How many lines in this data contain the string "color"? Reply with the number only.

***** INPUT ROWS *****

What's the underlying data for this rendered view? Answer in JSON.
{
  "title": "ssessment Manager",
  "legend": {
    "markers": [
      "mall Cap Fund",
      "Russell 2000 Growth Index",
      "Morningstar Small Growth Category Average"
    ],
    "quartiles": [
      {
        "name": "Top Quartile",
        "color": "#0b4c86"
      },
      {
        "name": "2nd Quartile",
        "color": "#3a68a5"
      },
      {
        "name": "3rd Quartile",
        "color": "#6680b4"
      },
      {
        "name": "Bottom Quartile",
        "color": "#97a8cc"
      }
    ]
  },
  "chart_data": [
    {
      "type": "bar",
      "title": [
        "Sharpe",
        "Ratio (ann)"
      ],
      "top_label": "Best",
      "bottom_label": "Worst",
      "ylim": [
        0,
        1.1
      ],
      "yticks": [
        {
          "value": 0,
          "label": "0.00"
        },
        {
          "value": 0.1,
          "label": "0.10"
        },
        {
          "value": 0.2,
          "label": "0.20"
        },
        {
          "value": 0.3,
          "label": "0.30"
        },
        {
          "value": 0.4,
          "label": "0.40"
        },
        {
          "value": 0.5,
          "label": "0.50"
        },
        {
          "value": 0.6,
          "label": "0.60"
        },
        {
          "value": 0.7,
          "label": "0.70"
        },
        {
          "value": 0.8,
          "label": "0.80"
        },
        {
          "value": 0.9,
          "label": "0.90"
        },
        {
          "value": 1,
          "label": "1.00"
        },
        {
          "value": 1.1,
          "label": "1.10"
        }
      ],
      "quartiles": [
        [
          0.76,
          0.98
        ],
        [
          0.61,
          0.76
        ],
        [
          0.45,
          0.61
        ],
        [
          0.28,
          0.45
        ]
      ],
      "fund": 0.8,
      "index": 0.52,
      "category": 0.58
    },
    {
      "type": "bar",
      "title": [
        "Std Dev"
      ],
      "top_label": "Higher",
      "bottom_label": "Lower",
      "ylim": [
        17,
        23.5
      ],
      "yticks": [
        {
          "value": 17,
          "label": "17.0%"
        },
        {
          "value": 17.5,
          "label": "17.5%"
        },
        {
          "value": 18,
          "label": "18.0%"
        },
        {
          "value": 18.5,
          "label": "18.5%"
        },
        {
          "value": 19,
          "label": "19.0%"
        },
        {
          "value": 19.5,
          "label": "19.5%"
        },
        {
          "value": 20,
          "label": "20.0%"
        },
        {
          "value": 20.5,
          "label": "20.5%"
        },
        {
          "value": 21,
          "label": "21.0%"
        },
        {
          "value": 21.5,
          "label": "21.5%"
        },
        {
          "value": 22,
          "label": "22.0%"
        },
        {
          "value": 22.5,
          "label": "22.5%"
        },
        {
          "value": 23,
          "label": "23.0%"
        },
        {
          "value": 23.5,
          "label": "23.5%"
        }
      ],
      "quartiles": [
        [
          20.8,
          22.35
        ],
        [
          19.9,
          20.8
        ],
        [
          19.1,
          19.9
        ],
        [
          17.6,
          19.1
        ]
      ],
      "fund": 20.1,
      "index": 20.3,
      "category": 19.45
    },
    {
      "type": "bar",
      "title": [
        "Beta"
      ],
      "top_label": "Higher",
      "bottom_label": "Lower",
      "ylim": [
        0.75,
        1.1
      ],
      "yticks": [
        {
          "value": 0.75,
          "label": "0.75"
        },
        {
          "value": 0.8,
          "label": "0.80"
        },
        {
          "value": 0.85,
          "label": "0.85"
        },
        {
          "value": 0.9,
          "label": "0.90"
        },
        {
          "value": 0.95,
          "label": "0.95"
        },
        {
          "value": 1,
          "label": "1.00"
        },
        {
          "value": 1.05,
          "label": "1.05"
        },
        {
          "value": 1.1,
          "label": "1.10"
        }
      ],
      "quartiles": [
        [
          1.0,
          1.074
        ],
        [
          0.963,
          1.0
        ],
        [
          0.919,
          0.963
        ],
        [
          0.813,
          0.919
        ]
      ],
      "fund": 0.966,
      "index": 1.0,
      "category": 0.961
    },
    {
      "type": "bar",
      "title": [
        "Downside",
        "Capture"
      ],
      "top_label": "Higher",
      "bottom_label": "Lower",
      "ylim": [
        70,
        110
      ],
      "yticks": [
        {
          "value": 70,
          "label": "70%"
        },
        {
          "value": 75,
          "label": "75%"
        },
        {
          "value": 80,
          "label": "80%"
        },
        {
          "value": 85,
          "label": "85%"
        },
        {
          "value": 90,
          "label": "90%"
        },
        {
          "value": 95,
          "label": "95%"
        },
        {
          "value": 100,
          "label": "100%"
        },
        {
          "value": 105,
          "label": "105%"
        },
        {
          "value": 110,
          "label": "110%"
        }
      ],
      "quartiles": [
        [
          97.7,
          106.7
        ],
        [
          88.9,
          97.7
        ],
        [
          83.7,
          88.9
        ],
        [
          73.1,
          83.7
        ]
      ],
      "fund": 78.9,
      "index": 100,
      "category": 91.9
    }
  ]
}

*****

- [FINISHED ANSWER] 4